→ **Data shown**
━━━━

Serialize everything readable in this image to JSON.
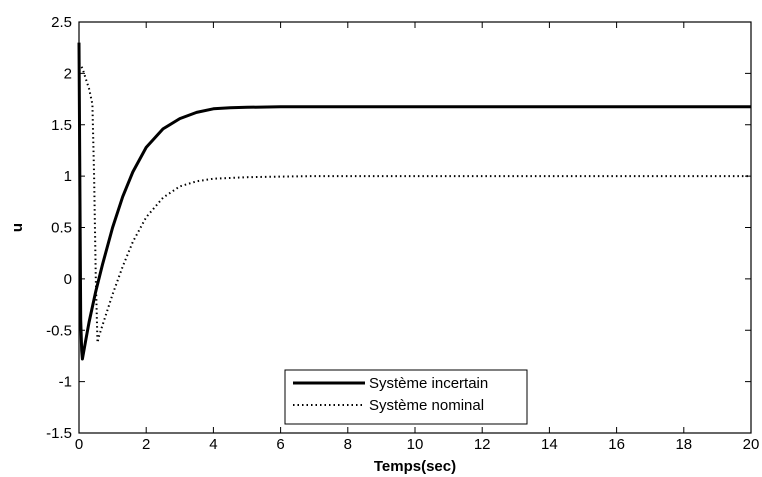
{
  "chart_data": {
    "type": "line",
    "xlabel": "Temps(sec)",
    "ylabel": "u",
    "xlim": [
      0,
      20
    ],
    "ylim": [
      -1.5,
      2.5
    ],
    "xticks": [
      "0",
      "2",
      "4",
      "6",
      "8",
      "10",
      "12",
      "14",
      "16",
      "18",
      "20"
    ],
    "yticks": [
      "-1.5",
      "-1",
      "-0.5",
      "0",
      "0.5",
      "1",
      "1.5",
      "2",
      "2.5"
    ],
    "grid": false,
    "legend_position": "bottom-center",
    "series": [
      {
        "name": "Système incertain",
        "style": "solid",
        "color": "#000000",
        "x": [
          0,
          0.02,
          0.05,
          0.08,
          0.1,
          0.2,
          0.3,
          0.5,
          0.7,
          1.0,
          1.3,
          1.6,
          2.0,
          2.5,
          3.0,
          3.5,
          4.0,
          4.5,
          5.0,
          6.0,
          7.0,
          8.0,
          10.0,
          12.0,
          14.0,
          16.0,
          18.0,
          20.0
        ],
        "y": [
          2.3,
          1.2,
          -0.4,
          -0.7,
          -0.78,
          -0.6,
          -0.42,
          -0.12,
          0.14,
          0.5,
          0.8,
          1.04,
          1.28,
          1.46,
          1.56,
          1.62,
          1.655,
          1.665,
          1.67,
          1.675,
          1.675,
          1.675,
          1.675,
          1.675,
          1.675,
          1.675,
          1.675,
          1.675
        ]
      },
      {
        "name": "Système nominal",
        "style": "dotted",
        "color": "#000000",
        "x": [
          0,
          0.1,
          0.2,
          0.3,
          0.4,
          0.45,
          0.5,
          0.55,
          0.6,
          0.8,
          1.0,
          1.3,
          1.6,
          2.0,
          2.5,
          3.0,
          3.5,
          4.0,
          5.0,
          6.0,
          7.0,
          8.0,
          10.0,
          12.0,
          14.0,
          16.0,
          18.0,
          20.0
        ],
        "y": [
          2.1,
          2.05,
          1.95,
          1.85,
          1.7,
          1.0,
          0.0,
          -0.62,
          -0.55,
          -0.35,
          -0.15,
          0.12,
          0.36,
          0.6,
          0.79,
          0.9,
          0.95,
          0.975,
          0.99,
          0.995,
          1.0,
          1.0,
          1.0,
          1.0,
          1.0,
          1.0,
          1.0,
          1.0
        ]
      }
    ]
  }
}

━━━━

→ **Directions for this task**
Go through the listing above and list every line that has the word "Système".

→ **Finished task**
        "name": "Système incertain",
        "name": "Système nominal",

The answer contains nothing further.